------ Exercise data

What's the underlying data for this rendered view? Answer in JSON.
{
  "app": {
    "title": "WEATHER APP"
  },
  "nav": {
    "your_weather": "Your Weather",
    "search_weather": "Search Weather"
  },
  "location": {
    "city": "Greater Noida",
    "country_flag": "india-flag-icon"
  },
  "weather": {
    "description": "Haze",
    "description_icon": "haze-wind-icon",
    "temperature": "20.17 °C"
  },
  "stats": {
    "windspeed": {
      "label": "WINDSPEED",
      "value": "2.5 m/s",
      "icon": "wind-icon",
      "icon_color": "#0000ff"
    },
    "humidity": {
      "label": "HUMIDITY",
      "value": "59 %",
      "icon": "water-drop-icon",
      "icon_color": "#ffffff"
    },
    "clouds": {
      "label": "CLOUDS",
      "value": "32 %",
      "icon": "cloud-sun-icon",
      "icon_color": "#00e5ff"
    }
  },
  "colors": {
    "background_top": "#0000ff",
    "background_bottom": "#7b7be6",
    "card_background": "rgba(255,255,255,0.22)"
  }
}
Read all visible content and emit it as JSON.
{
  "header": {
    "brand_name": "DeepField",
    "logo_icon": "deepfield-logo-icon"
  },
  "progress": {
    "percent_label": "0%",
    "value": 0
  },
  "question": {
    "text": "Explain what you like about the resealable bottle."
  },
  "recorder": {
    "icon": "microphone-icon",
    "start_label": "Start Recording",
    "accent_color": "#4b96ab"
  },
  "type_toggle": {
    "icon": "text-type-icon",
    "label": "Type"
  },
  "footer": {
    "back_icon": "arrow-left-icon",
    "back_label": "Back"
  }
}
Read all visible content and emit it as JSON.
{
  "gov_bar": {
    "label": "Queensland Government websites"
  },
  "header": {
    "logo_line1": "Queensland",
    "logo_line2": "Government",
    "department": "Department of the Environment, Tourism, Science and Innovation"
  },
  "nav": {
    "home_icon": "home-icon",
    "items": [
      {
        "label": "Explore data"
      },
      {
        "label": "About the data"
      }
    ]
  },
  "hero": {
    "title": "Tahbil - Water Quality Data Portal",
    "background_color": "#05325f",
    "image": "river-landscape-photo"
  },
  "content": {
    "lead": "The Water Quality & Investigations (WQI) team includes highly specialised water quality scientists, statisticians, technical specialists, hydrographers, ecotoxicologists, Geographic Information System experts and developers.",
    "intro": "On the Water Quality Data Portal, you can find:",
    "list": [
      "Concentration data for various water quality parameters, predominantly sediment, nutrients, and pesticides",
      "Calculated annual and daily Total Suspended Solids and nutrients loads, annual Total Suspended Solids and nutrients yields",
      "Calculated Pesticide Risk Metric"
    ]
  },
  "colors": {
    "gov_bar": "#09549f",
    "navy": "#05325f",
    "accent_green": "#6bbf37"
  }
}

------------

*Job:* Extract every line above containing the word "nutrients".

*Result of the exercise:*
      "Concentration data for various water quality parameters, predominantly sediment, nutrients, and pesticides",
      "Calculated annual and daily Total Suspended Solids and nutrients loads, annual Total Suspended Solids and nutrients yields",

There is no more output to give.